#### Task description:
Return every line below as is, leaving out the pictures.

Stored data:
########

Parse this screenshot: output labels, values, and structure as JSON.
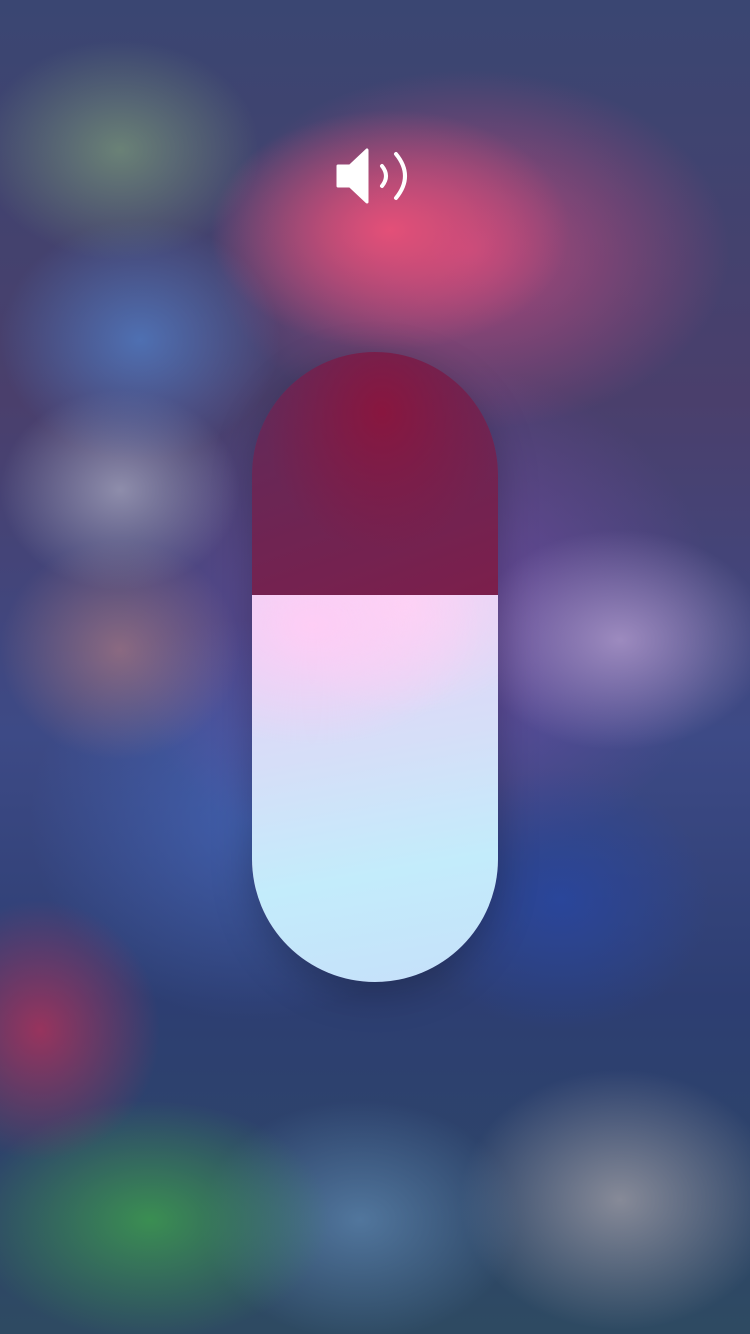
{
  "control": {
    "type": "volume",
    "icon": "speaker-wave-icon",
    "level_fraction": 0.615
  },
  "colors": {
    "icon": "#ffffff",
    "fill_top": "#e6d3f6",
    "fill_bottom": "#c3ecfb",
    "empty_track": "#7b1f4c"
  }
}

########

#### Exercise output:
Parse this screenshot: output labels, values, and structure as JSON.
{
  "control": {
    "type": "volume",
    "icon": "speaker-wave-icon",
    "level_fraction": 0.615
  },
  "colors": {
    "icon": "#ffffff",
    "fill_top": "#e6d3f6",
    "fill_bottom": "#c3ecfb",
    "empty_track": "#7b1f4c"
  }
}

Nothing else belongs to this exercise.